-- start Material supplied --
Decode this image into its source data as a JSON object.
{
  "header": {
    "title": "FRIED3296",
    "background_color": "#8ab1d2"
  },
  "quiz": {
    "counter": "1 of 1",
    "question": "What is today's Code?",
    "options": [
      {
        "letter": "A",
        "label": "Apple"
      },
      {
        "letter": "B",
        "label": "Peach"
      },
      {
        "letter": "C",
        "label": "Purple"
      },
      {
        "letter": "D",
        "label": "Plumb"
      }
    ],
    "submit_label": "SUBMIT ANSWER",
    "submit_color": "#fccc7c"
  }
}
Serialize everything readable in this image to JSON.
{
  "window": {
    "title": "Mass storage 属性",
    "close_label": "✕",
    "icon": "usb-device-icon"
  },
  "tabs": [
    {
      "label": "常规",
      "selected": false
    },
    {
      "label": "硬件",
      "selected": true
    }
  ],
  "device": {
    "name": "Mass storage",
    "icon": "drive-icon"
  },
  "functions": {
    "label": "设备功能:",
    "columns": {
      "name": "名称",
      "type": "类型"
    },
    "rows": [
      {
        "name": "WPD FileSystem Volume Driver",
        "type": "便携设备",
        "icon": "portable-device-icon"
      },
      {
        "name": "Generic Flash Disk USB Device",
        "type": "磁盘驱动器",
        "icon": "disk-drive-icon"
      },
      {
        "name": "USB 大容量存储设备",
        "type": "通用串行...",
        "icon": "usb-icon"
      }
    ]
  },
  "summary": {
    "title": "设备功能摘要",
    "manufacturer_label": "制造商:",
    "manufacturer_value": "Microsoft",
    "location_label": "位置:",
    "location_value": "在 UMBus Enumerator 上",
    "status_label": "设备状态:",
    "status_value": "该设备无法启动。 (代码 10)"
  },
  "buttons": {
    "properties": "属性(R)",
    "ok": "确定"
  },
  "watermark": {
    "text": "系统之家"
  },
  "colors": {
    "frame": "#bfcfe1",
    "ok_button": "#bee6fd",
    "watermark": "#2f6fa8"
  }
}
-- end Material supplied --
Task brief: Exact output of every entry is required.

Complete response:
Decode this image into its source data as a JSON object.
{
  "header": {
    "title": "FRIED3296",
    "background_color": "#8ab1d2"
  },
  "quiz": {
    "counter": "1 of 1",
    "question": "What is today's Code?",
    "options": [
      {
        "letter": "A",
        "label": "Apple"
      },
      {
        "letter": "B",
        "label": "Peach"
      },
      {
        "letter": "C",
        "label": "Purple"
      },
      {
        "letter": "D",
        "label": "Plumb"
      }
    ],
    "submit_label": "SUBMIT ANSWER",
    "submit_color": "#fccc7c"
  }
}
Serialize everything readable in this image to JSON.
{
  "window": {
    "title": "Mass storage 属性",
    "close_label": "✕",
    "icon": "usb-device-icon"
  },
  "tabs": [
    {
      "label": "常规",
      "selected": false
    },
    {
      "label": "硬件",
      "selected": true
    }
  ],
  "device": {
    "name": "Mass storage",
    "icon": "drive-icon"
  },
  "functions": {
    "label": "设备功能:",
    "columns": {
      "name": "名称",
      "type": "类型"
    },
    "rows": [
      {
        "name": "WPD FileSystem Volume Driver",
        "type": "便携设备",
        "icon": "portable-device-icon"
      },
      {
        "name": "Generic Flash Disk USB Device",
        "type": "磁盘驱动器",
        "icon": "disk-drive-icon"
      },
      {
        "name": "USB 大容量存储设备",
        "type": "通用串行...",
        "icon": "usb-icon"
      }
    ]
  },
  "summary": {
    "title": "设备功能摘要",
    "manufacturer_label": "制造商:",
    "manufacturer_value": "Microsoft",
    "location_label": "位置:",
    "location_value": "在 UMBus Enumerator 上",
    "status_label": "设备状态:",
    "status_value": "该设备无法启动。 (代码 10)"
  },
  "buttons": {
    "properties": "属性(R)",
    "ok": "确定"
  },
  "watermark": {
    "text": "系统之家"
  },
  "colors": {
    "frame": "#bfcfe1",
    "ok_button": "#bee6fd",
    "watermark": "#2f6fa8"
  }
}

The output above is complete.